** BEGIN Records for processing **

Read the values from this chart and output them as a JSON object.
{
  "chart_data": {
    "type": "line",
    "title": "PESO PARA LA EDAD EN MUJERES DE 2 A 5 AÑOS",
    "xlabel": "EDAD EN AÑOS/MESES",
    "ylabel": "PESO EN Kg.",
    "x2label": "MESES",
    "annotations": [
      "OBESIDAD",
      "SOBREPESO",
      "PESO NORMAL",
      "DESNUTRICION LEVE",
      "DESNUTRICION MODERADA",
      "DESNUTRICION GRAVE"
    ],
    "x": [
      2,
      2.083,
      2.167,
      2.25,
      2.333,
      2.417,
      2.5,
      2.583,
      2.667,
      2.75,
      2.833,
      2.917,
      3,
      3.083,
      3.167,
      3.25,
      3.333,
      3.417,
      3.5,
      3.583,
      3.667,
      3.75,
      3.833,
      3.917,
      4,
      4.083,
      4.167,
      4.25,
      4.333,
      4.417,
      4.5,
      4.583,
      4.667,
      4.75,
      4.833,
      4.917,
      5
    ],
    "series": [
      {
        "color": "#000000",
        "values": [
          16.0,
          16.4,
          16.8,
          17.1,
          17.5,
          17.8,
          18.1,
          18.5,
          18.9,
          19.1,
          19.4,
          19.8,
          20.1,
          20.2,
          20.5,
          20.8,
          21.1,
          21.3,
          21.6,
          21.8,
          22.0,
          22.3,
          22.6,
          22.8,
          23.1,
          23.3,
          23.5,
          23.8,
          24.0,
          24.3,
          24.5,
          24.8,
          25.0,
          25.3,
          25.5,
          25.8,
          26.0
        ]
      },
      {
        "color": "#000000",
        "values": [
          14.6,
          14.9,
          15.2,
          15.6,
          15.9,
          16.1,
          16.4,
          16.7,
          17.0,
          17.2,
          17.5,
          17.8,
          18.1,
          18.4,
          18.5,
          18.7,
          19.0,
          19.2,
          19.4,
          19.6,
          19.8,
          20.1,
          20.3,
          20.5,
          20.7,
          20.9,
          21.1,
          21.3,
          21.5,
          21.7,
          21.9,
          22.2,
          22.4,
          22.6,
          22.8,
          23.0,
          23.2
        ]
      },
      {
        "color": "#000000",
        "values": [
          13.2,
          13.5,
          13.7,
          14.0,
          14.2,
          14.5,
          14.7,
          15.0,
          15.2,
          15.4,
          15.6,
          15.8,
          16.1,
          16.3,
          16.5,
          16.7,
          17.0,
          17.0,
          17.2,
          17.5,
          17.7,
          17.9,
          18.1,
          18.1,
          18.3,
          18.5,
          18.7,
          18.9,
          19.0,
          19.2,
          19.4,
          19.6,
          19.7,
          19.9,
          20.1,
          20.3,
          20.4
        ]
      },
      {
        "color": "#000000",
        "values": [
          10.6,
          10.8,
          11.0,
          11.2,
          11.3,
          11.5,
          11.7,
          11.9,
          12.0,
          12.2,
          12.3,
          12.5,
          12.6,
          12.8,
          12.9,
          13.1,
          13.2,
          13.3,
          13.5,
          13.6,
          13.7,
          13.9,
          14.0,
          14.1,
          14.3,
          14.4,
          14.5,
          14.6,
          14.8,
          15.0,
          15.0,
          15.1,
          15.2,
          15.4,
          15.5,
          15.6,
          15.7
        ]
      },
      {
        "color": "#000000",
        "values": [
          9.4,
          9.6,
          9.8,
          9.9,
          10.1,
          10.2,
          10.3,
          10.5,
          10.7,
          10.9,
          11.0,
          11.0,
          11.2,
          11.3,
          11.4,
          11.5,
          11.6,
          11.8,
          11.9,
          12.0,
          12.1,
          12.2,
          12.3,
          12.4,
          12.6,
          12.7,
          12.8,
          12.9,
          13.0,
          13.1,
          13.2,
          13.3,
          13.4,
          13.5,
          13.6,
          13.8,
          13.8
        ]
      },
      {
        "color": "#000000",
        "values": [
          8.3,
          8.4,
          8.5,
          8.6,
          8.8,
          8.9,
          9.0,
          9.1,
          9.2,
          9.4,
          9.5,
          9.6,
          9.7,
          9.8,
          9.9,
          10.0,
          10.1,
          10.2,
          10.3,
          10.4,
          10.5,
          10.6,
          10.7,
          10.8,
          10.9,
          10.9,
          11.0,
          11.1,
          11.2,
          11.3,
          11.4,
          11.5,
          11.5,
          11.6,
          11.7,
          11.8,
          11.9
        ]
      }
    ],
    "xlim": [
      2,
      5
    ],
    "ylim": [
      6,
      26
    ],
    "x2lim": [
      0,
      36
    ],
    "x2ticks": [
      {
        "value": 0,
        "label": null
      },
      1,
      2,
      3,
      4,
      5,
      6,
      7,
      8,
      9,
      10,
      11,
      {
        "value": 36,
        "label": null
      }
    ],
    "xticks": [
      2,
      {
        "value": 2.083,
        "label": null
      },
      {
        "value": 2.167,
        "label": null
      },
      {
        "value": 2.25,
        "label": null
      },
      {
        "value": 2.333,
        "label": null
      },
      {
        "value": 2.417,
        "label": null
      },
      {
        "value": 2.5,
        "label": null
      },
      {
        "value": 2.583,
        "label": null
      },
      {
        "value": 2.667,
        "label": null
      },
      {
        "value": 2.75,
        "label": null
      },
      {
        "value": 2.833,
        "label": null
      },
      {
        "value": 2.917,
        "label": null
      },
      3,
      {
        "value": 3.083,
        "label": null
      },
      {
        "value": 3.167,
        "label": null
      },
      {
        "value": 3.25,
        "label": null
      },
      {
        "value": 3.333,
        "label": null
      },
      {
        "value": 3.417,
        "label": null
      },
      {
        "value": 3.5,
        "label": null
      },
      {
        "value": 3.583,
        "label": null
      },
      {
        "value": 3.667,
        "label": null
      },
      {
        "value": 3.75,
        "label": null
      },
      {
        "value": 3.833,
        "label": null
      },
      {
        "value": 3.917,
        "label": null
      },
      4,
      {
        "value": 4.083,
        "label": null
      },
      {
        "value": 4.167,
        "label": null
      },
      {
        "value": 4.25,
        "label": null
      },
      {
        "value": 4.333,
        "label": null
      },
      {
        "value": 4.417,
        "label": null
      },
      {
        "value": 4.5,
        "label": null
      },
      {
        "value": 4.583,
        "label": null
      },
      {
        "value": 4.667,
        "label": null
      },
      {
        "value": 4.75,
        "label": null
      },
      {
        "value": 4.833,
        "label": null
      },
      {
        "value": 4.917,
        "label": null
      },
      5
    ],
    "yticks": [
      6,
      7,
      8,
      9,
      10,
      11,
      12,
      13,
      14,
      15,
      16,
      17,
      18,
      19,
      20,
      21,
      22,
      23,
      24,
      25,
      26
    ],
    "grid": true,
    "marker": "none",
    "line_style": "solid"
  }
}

** END Records for processing **
** BEGIN Records for processing **

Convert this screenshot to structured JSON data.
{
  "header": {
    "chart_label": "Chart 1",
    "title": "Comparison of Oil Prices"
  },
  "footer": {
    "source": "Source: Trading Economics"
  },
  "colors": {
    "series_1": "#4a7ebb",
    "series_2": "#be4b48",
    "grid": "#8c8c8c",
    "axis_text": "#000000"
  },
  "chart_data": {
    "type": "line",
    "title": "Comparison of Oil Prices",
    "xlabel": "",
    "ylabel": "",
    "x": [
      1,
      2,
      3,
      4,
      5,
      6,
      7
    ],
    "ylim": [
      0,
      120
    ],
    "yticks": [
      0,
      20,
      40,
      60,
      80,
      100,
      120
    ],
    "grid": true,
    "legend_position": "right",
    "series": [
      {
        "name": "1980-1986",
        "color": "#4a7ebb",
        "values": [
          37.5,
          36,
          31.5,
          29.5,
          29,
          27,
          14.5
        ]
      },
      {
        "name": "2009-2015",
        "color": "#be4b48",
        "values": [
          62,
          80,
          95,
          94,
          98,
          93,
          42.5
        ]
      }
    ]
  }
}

** END Records for processing **

Lines that hold the word "Comparison" are the ones to return, every one of them.

    "title": "Comparison of Oil Prices"
    "title": "Comparison of Oil Prices",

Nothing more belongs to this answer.